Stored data
-*-
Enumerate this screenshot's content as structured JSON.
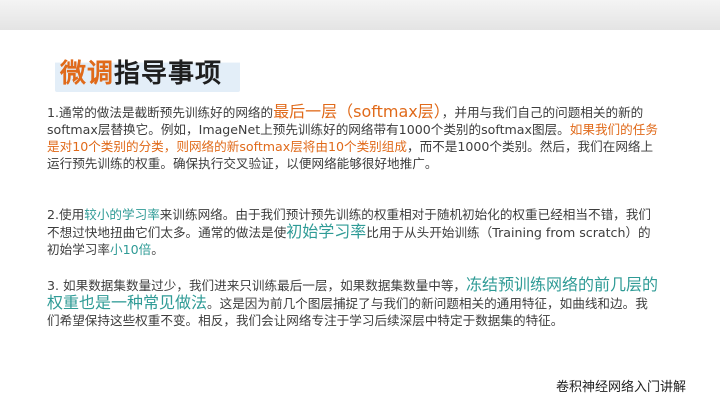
{
  "title": {
    "highlight": "微调",
    "rest": "指导事项"
  },
  "p1": {
    "a": "1.通常的做法是截断预先训练好的网络的",
    "b": "最后一层（softmax层）",
    "c": "，并用与我们自己的问题相关的新的softmax层替换它。例如，ImageNet上预先训练好的网络带有1000个类别的softmax图层。",
    "d": "如果我们的任务是对10个类别的分类，则网络的新softmax层将由10个类别组成",
    "e": "，而不是1000个类别。然后，我们在网络上运行预先训练的权重。确保执行交叉验证，以便网络能够很好地推广。"
  },
  "p2": {
    "a": "2.使用",
    "b": "较小的学习率",
    "c": "来训练网络。由于我们预计预先训练的权重相对于随机初始化的权重已经相当不错，我们不想过快地扭曲它们太多。通常的做法是使",
    "d": "初始学习率",
    "e": "比用于从头开始训练（Training from scratch）的初始学习率",
    "f": "小10倍",
    "g": "。"
  },
  "p3": {
    "a": "3. 如果数据集数量过少，我们进来只训练最后一层，如果数据集数量中等，",
    "b": "冻结预训练网络的前几层的权重也是一种常见做法",
    "c": "。这是因为前几个图层捕捉了与我们的新问题相关的通用特征，如曲线和边。我们希望保持这些权重不变。相反，我们会让网络专注于学习后续深层中特定于数据集的特征。"
  },
  "footer": "卷积神经网络入门讲解",
  "colors": {
    "accent_orange": "#e06a1a",
    "accent_teal": "#2f9b96",
    "title_bg": "#e3eef8"
  }
}
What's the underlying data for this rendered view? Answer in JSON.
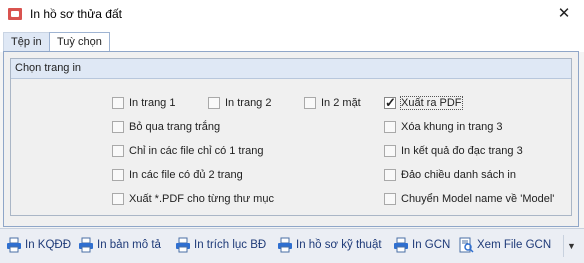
{
  "window": {
    "title": "In hồ sơ thửa đất",
    "close_glyph": "✕"
  },
  "tabs": [
    {
      "label": "Tệp in",
      "selected": false
    },
    {
      "label": "Tuỳ chọn",
      "selected": true
    }
  ],
  "group": {
    "title": "Chọn trang in",
    "options": [
      {
        "label": "In trang 1",
        "checked": false
      },
      {
        "label": "In trang 2",
        "checked": false
      },
      {
        "label": "In 2 mặt",
        "checked": false
      },
      {
        "label": "Xuất ra PDF",
        "checked": true
      },
      {
        "label": "Bỏ qua trang trắng",
        "checked": false
      },
      {
        "label": "Xóa khung in trang 3",
        "checked": false
      },
      {
        "label": "Chỉ in các file chỉ có 1 trang",
        "checked": false
      },
      {
        "label": "In kết quả đo đạc trang 3",
        "checked": false
      },
      {
        "label": "In các file có đủ 2 trang",
        "checked": false
      },
      {
        "label": "Đảo chiều danh sách in",
        "checked": false
      },
      {
        "label": "Xuất *.PDF cho từng thư mục",
        "checked": false
      },
      {
        "label": "Chuyển Model name về 'Model'",
        "checked": false
      }
    ]
  },
  "toolbar": {
    "buttons": [
      {
        "label": "In KQĐĐ",
        "icon": "printer-icon"
      },
      {
        "label": "In bản mô tả",
        "icon": "printer-icon"
      },
      {
        "label": "In trích lục BĐ",
        "icon": "printer-icon"
      },
      {
        "label": "In hồ sơ kỹ thuật",
        "icon": "printer-icon"
      },
      {
        "label": "In GCN",
        "icon": "printer-icon"
      },
      {
        "label": "Xem File GCN",
        "icon": "document-view-icon"
      }
    ],
    "overflow_glyph": "▼"
  },
  "colors": {
    "accent": "#1e3a78",
    "header_bg": "#dfe8f5",
    "border": "#8fa6c8"
  }
}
-*-
Given instruction:
Return all of the data exactly as written, and drop the pictures.

Response:
Enumerate this screenshot's content as structured JSON.
{
  "title": {
    "highlight": "微调",
    "rest": "指导事项"
  },
  "p1": {
    "a": "1.通常的做法是截断预先训练好的网络的",
    "b": "最后一层（softmax层）",
    "c": "，并用与我们自己的问题相关的新的softmax层替换它。例如，ImageNet上预先训练好的网络带有1000个类别的softmax图层。",
    "d": "如果我们的任务是对10个类别的分类，则网络的新softmax层将由10个类别组成",
    "e": "，而不是1000个类别。然后，我们在网络上运行预先训练的权重。确保执行交叉验证，以便网络能够很好地推广。"
  },
  "p2": {
    "a": "2.使用",
    "b": "较小的学习率",
    "c": "来训练网络。由于我们预计预先训练的权重相对于随机初始化的权重已经相当不错，我们不想过快地扭曲它们太多。通常的做法是使",
    "d": "初始学习率",
    "e": "比用于从头开始训练（Training from scratch）的初始学习率",
    "f": "小10倍",
    "g": "。"
  },
  "p3": {
    "a": "3. 如果数据集数量过少，我们进来只训练最后一层，如果数据集数量中等，",
    "b": "冻结预训练网络的前几层的权重也是一种常见做法",
    "c": "。这是因为前几个图层捕捉了与我们的新问题相关的通用特征，如曲线和边。我们希望保持这些权重不变。相反，我们会让网络专注于学习后续深层中特定于数据集的特征。"
  },
  "footer": "卷积神经网络入门讲解",
  "colors": {
    "accent_orange": "#e06a1a",
    "accent_teal": "#2f9b96",
    "title_bg": "#e3eef8"
  }
}
What's the underlying data for this rendered view? Answer in JSON.
{
  "window": {
    "title": "In hồ sơ thửa đất",
    "close_glyph": "✕"
  },
  "tabs": [
    {
      "label": "Tệp in",
      "selected": false
    },
    {
      "label": "Tuỳ chọn",
      "selected": true
    }
  ],
  "group": {
    "title": "Chọn trang in",
    "options": [
      {
        "label": "In trang 1",
        "checked": false
      },
      {
        "label": "In trang 2",
        "checked": false
      },
      {
        "label": "In 2 mặt",
        "checked": false
      },
      {
        "label": "Xuất ra PDF",
        "checked": true
      },
      {
        "label": "Bỏ qua trang trắng",
        "checked": false
      },
      {
        "label": "Xóa khung in trang 3",
        "checked": false
      },
      {
        "label": "Chỉ in các file chỉ có 1 trang",
        "checked": false
      },
      {
        "label": "In kết quả đo đạc trang 3",
        "checked": false
      },
      {
        "label": "In các file có đủ 2 trang",
        "checked": false
      },
      {
        "label": "Đảo chiều danh sách in",
        "checked": false
      },
      {
        "label": "Xuất *.PDF cho từng thư mục",
        "checked": false
      },
      {
        "label": "Chuyển Model name về 'Model'",
        "checked": false
      }
    ]
  },
  "toolbar": {
    "buttons": [
      {
        "label": "In KQĐĐ",
        "icon": "printer-icon"
      },
      {
        "label": "In bản mô tả",
        "icon": "printer-icon"
      },
      {
        "label": "In trích lục BĐ",
        "icon": "printer-icon"
      },
      {
        "label": "In hồ sơ kỹ thuật",
        "icon": "printer-icon"
      },
      {
        "label": "In GCN",
        "icon": "printer-icon"
      },
      {
        "label": "Xem File GCN",
        "icon": "document-view-icon"
      }
    ],
    "overflow_glyph": "▼"
  },
  "colors": {
    "accent": "#1e3a78",
    "header_bg": "#dfe8f5",
    "border": "#8fa6c8"
  }
}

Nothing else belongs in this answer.